TASK 1
Using the eBay Asimov thread, explain in one to three sentences why Mr. Big Noodles went looking for the Foundation series.
TASK 2
Please list the username of every person who posted in the eBay Asimov thread, naming each one once.

# EBay Score: Asimov Content



## Mr. Big Noodles (Aug 29, 2011)

My singer brings up Isaac Asimov's Foundation series a lot, so I decided I'd see if I could find it for a reasonable price. After looking around for a while, I found an auction for some of the Foundation (as I understand, this isn't all of them), and the Robots series. Nine books for $12. Woohoo!







You may notice a little paw in the corner of that first picture.













On a sidenote, I can't help but to think of Gentleman Broncos whenever I see a sci-fi cover now.


----------



## gunshow86de (Aug 29, 2011)

Hopefully this will pull you out of your Proust-induced depression. 

I was reading one of my Henry Rollins' journal/books last week, and he tells a story about going to a bookstore with one of his band mates. Henry got in line at the register with a stack of Proust, and his band mate just hugged him and told him, "I hope you feel better soon."


----------



## Mr. Big Noodles (Aug 29, 2011)

gunshow86de said:


> Hopefully this will pull you out of your Proust-induced depression.
> 
> I was reading one of my Henry Rollins' journal/books last week, and he tells a story about going to a bookstore with one of his band mates. Henry got in line at the register with a stack of Proust, and his band mate just hugged him and told him, "I hope you feel better soon."





My bookshelf is a compendium of depression. I'm hoping that the Proust will be the most abysmal novel I've ever read.


----------



## lobee (Aug 29, 2011)

Nice score! I read the original four Foundation novels a while back, and I've been meaning to get to Foundation and Earth plus the two prequels.


----------



## KingAenarion (Aug 31, 2011)

I saw "Asimov" and was just drawn here.

Such an interesting author. His use of language isn't always the best, but his ideas and concepts are what good Science Fiction is all about!


----------



## Metaljim (Aug 31, 2011)

Awesome deal! The books are in great condition too.


----------



## SirMyghin (Aug 31, 2011)

Nice score dude. I have always wanted, but never got around to reading Asimov. I am stuck in the middle of Donaldson's Thomas Covenant series (almost done book 4) as I have no time to read, and need to finish 5 and 6 (scored an ebay lot of the first 6 , much like yours).


----------



## thedonal (Sep 1, 2011)

Did you get the cat with the books? SCORE!

Maybe they should have sent a Mule instead? 

Nice work. I love the Foundation books (though they do get a little schmalzy near the end).


----------



## Mr. Big Noodles (Sep 1, 2011)

DATASET CONTENT
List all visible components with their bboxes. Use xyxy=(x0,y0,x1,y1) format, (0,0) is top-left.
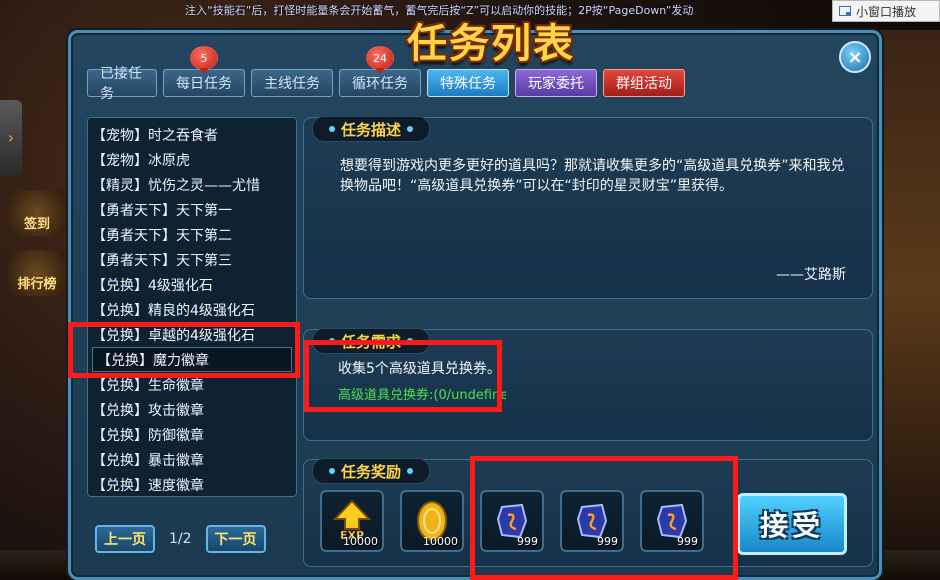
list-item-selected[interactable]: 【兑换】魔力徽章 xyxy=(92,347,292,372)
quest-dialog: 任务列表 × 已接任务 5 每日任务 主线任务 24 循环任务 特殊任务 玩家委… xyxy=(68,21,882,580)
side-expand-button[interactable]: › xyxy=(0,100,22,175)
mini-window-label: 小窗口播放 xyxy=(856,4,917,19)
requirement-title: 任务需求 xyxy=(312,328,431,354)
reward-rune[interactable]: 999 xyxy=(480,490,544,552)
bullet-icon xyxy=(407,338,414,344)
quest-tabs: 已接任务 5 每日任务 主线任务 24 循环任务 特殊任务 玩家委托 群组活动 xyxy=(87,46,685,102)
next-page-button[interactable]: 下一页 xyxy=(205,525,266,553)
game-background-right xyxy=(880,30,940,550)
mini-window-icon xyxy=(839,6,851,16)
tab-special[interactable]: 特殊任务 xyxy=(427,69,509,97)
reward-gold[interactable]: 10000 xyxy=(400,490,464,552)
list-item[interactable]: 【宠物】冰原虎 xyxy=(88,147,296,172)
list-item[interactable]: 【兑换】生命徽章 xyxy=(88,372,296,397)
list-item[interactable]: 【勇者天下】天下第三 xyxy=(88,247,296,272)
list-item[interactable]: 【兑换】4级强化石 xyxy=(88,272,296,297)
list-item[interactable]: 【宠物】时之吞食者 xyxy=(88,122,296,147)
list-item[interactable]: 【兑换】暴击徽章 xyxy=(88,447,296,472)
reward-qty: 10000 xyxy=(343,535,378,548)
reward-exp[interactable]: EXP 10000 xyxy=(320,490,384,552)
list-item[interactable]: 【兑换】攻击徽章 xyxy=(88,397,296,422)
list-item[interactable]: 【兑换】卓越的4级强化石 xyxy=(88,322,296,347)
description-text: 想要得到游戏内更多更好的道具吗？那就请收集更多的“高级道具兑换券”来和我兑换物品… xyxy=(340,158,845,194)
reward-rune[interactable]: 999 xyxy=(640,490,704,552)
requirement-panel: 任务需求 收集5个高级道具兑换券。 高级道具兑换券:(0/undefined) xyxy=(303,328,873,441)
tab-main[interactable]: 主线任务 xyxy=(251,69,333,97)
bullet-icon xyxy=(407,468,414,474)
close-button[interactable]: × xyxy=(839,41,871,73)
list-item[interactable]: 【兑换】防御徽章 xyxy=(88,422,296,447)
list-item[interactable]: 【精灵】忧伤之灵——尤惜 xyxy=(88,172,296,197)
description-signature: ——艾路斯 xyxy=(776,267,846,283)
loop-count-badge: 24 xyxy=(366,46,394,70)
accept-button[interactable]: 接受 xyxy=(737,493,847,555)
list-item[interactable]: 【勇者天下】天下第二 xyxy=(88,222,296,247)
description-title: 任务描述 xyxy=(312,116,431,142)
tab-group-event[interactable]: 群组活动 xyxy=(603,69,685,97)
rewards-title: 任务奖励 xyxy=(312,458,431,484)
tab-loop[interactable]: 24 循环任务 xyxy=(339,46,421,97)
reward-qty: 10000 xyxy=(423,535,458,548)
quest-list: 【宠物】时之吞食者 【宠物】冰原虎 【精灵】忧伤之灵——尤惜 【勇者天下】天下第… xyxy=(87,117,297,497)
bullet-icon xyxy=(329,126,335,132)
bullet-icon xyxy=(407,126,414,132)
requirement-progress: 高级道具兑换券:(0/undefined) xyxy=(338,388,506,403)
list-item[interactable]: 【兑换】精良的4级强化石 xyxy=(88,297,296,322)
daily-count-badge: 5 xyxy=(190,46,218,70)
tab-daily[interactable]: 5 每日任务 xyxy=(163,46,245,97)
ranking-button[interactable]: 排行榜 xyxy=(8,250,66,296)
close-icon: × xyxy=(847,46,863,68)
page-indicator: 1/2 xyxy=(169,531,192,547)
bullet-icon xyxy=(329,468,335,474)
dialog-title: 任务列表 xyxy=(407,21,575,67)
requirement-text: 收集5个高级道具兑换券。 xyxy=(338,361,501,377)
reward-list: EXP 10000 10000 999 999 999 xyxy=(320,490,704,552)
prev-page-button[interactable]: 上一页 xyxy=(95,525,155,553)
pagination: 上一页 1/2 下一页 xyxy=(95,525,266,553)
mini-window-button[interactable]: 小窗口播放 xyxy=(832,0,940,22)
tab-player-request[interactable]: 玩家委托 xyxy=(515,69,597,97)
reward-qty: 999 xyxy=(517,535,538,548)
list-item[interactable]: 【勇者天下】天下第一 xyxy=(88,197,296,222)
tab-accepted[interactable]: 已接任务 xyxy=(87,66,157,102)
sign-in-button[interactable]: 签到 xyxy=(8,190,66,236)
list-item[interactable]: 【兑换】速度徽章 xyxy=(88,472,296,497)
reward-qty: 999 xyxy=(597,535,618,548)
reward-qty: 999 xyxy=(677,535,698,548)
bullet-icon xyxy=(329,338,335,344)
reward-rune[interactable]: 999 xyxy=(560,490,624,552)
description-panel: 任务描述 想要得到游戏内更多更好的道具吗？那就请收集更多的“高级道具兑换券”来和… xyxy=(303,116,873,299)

OUTPUT 1
Mr. Big Noodles went looking for the Foundation series because his singer brings up Isaac Asimov's Foundation series a lot. He wanted to see if he could find it for a reasonable price.

OUTPUT 2
- Mr. Big Noodles
- gunshow86de
- lobee
- KingAenarion
- Metaljim
- SirMyghin
- thedonal